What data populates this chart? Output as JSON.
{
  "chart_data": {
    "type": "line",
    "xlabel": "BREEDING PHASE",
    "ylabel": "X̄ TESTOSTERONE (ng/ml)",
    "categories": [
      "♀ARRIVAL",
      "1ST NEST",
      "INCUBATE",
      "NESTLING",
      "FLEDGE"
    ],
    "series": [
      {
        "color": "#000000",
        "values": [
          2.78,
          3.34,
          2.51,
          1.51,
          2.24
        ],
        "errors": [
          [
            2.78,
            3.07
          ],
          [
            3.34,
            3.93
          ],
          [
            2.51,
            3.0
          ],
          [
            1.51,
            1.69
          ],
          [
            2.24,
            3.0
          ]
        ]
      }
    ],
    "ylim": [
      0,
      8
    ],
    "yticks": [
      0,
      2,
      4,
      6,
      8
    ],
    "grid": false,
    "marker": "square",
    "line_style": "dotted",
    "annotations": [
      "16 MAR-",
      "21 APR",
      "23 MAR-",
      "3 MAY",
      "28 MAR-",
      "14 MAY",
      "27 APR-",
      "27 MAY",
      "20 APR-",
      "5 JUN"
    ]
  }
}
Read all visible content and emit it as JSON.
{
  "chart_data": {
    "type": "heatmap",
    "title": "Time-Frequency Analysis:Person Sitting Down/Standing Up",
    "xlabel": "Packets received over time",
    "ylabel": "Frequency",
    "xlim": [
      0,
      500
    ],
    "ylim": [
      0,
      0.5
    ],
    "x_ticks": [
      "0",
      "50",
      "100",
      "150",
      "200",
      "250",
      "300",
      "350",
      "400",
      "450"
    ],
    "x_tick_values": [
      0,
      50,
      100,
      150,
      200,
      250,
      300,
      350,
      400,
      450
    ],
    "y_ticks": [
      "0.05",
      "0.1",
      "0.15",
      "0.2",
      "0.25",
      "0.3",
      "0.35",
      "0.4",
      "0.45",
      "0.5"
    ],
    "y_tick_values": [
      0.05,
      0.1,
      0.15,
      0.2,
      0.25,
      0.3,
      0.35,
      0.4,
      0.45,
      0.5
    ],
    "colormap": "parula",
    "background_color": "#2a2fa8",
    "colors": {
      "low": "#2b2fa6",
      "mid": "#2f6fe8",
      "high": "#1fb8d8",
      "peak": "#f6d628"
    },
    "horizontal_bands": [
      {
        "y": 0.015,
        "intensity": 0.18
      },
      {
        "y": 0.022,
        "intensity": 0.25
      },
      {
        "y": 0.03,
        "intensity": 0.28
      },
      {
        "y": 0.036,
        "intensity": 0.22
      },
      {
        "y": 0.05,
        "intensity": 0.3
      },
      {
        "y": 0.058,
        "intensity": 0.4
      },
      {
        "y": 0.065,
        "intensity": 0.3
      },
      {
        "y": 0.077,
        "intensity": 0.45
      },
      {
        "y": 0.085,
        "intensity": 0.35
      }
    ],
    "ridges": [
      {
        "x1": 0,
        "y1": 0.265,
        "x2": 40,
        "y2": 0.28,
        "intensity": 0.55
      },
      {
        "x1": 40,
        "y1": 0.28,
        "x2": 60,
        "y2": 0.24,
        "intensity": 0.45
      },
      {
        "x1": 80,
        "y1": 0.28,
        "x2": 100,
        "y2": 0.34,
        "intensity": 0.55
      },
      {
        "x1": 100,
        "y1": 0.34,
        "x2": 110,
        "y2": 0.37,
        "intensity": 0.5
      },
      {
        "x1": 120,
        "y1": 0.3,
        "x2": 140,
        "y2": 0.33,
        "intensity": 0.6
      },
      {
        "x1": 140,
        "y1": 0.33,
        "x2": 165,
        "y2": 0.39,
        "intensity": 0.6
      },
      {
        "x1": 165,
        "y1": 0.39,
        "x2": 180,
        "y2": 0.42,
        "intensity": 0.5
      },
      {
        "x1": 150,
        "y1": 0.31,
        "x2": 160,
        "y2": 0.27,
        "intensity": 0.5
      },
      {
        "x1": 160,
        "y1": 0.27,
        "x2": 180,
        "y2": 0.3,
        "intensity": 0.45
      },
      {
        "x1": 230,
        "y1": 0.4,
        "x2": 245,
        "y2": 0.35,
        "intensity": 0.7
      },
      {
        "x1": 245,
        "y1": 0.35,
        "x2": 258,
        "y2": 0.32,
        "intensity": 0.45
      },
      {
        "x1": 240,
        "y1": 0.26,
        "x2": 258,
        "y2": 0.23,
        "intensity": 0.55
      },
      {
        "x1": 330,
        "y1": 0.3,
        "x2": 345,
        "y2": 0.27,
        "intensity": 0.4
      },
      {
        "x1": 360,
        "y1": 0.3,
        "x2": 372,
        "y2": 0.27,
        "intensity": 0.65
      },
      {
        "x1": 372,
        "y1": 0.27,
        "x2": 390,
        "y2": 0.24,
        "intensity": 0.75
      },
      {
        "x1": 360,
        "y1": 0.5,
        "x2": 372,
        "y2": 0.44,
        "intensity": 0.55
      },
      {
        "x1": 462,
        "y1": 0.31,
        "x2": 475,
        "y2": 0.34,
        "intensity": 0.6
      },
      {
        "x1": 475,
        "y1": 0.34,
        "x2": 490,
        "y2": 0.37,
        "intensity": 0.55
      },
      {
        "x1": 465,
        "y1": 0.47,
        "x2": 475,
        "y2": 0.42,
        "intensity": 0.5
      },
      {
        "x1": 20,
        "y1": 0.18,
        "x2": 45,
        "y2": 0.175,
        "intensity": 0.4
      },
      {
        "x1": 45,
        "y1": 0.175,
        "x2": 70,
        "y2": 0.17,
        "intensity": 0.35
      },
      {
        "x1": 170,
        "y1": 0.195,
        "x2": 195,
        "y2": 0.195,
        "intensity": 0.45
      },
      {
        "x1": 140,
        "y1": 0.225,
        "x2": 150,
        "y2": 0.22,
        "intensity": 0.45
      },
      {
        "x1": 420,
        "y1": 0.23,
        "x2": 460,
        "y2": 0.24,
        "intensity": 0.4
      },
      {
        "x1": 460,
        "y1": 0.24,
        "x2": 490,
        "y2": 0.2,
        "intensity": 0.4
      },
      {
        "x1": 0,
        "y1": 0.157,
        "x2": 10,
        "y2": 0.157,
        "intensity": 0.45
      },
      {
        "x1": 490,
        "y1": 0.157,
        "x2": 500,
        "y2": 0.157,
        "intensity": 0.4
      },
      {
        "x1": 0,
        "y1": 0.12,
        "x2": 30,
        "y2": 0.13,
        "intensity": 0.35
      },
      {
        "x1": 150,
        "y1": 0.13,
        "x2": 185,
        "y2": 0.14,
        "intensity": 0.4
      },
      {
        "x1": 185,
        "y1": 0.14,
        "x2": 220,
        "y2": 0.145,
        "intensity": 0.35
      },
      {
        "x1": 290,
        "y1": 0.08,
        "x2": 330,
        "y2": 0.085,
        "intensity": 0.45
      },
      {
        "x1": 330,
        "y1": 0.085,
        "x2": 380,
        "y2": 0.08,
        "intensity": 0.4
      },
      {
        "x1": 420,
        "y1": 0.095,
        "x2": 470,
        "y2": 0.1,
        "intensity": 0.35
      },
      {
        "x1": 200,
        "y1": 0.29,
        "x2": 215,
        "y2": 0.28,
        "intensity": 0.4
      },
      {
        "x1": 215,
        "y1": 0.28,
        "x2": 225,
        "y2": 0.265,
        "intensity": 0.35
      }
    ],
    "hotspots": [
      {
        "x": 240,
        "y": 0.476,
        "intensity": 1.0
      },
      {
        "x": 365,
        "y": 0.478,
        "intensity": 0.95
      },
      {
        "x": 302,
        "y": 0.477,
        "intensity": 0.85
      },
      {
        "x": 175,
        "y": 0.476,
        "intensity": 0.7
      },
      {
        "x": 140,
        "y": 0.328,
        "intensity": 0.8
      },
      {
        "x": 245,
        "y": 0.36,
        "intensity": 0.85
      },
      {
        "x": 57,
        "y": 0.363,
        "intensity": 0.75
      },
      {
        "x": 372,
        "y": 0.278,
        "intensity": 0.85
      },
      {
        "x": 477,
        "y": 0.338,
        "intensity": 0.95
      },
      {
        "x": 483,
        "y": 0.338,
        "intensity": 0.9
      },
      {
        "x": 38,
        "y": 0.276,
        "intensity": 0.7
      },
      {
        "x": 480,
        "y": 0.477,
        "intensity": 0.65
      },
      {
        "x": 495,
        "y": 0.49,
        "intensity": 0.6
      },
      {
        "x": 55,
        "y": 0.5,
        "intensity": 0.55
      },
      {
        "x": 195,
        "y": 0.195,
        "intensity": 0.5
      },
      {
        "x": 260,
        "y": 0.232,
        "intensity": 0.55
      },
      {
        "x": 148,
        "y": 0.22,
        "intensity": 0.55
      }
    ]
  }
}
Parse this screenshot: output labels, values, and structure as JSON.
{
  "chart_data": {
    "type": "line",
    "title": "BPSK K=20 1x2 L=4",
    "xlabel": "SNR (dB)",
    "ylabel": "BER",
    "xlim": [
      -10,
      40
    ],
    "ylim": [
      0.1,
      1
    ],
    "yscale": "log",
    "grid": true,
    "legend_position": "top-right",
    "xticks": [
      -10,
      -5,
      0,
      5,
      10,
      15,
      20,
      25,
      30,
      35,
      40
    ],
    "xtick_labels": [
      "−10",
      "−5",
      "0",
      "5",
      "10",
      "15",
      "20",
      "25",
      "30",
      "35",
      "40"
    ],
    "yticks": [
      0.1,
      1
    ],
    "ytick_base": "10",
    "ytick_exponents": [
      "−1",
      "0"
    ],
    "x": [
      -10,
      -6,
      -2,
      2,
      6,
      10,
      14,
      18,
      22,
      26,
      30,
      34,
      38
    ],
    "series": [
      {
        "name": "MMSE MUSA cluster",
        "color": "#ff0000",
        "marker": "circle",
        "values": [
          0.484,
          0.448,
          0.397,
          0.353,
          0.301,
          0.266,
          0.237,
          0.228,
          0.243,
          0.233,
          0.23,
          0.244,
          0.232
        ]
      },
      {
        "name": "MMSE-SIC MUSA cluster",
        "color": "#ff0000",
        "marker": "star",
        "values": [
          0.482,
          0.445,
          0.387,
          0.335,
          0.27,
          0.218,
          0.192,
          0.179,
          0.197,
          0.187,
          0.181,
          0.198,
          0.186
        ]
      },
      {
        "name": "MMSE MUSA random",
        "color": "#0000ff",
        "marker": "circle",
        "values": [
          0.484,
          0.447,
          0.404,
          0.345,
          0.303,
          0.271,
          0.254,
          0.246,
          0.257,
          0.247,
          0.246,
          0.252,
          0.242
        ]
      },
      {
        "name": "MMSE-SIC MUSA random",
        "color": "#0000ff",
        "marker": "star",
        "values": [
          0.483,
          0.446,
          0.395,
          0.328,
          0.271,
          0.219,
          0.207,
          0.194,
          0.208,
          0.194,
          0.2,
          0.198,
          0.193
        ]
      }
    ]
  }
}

══════════

Given task
Pick each line holding the word "ylabel" out of the listing.

The completed task
    "ylabel": "X̄ TESTOSTERONE (ng/ml)",
    "ylabel": "Frequency",
    "ylabel": "BER",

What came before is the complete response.